▶ _WHAT THE TASK ASKS_: Locate the string "Pages" in the listing below. Copy every line where it is found.

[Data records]

◆ ◆ ◆ ◆

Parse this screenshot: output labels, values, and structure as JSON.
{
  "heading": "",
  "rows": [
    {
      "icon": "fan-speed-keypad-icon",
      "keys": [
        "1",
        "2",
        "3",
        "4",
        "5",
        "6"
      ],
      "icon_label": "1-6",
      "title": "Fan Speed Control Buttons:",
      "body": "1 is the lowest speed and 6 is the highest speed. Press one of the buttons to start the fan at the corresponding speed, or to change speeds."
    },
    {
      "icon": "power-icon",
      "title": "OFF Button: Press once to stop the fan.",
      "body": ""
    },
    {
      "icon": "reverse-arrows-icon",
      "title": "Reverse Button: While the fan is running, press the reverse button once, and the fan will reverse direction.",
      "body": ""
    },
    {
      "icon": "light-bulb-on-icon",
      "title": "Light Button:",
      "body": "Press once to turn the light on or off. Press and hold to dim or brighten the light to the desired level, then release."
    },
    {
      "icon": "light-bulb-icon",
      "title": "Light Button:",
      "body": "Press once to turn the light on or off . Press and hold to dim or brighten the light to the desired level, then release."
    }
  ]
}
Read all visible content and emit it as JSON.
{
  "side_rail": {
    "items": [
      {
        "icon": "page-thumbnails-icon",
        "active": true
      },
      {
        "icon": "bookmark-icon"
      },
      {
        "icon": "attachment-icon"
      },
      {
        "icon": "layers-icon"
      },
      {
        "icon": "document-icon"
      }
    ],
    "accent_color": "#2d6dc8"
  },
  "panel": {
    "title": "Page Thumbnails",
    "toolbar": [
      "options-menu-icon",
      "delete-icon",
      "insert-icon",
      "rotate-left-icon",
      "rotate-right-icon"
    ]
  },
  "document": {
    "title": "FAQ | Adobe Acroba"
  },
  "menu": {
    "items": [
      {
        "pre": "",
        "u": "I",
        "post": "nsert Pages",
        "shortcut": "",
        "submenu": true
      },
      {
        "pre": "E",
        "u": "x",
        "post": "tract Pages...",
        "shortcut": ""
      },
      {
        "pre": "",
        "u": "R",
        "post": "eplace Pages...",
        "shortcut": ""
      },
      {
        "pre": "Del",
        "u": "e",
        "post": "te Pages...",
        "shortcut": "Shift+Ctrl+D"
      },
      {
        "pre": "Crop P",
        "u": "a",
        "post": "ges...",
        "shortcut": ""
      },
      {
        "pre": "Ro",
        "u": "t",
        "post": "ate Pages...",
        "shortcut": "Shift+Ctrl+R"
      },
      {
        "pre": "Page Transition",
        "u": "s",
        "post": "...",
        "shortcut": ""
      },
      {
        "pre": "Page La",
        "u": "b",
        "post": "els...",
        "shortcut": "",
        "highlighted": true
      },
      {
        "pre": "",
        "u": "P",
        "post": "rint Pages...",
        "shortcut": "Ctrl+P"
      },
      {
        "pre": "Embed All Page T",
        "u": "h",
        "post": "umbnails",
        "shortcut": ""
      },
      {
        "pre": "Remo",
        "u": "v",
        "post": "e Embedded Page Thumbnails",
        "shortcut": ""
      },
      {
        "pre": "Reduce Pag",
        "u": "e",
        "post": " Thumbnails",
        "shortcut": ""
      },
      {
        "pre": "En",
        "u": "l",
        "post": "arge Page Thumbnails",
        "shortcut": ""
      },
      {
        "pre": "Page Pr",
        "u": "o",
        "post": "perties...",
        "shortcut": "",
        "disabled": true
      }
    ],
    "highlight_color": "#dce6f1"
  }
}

◆ ◆ ◆ ◆

▶ _FINISHED EXERCISE_:
        "post": "nsert Pages",
        "post": "tract Pages...",
        "post": "eplace Pages...",
        "post": "te Pages...",
        "post": "ate Pages...",
        "post": "rint Pages...",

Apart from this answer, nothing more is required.